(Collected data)
* * * *
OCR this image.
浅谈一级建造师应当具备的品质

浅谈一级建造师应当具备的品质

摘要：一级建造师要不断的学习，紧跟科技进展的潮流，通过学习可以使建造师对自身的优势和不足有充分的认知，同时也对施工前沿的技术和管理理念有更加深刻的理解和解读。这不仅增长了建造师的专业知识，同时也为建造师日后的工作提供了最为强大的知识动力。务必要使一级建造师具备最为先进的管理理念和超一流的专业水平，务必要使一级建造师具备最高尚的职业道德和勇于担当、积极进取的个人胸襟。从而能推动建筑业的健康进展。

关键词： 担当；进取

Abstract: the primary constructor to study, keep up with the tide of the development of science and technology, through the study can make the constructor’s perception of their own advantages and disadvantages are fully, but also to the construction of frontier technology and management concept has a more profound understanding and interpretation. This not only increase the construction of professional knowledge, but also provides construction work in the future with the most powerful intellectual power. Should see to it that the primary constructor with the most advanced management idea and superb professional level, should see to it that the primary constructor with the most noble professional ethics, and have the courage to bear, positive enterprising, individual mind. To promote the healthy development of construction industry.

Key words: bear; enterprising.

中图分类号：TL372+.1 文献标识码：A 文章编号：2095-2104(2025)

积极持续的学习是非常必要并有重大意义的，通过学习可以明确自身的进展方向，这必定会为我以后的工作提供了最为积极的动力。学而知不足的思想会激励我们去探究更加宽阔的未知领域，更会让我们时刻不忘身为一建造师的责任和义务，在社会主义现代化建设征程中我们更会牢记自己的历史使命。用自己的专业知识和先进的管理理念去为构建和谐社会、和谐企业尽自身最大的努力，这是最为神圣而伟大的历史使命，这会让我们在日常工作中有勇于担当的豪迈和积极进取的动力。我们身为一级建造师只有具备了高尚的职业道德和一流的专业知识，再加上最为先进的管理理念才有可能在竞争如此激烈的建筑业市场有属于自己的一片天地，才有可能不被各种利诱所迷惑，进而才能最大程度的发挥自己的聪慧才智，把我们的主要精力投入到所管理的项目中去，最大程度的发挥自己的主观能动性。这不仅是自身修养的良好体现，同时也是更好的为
* * * *
• **Aim of the task**
Go through the material above and count the lines that contain "bear"; give that number alone.

• **Exercise result**
2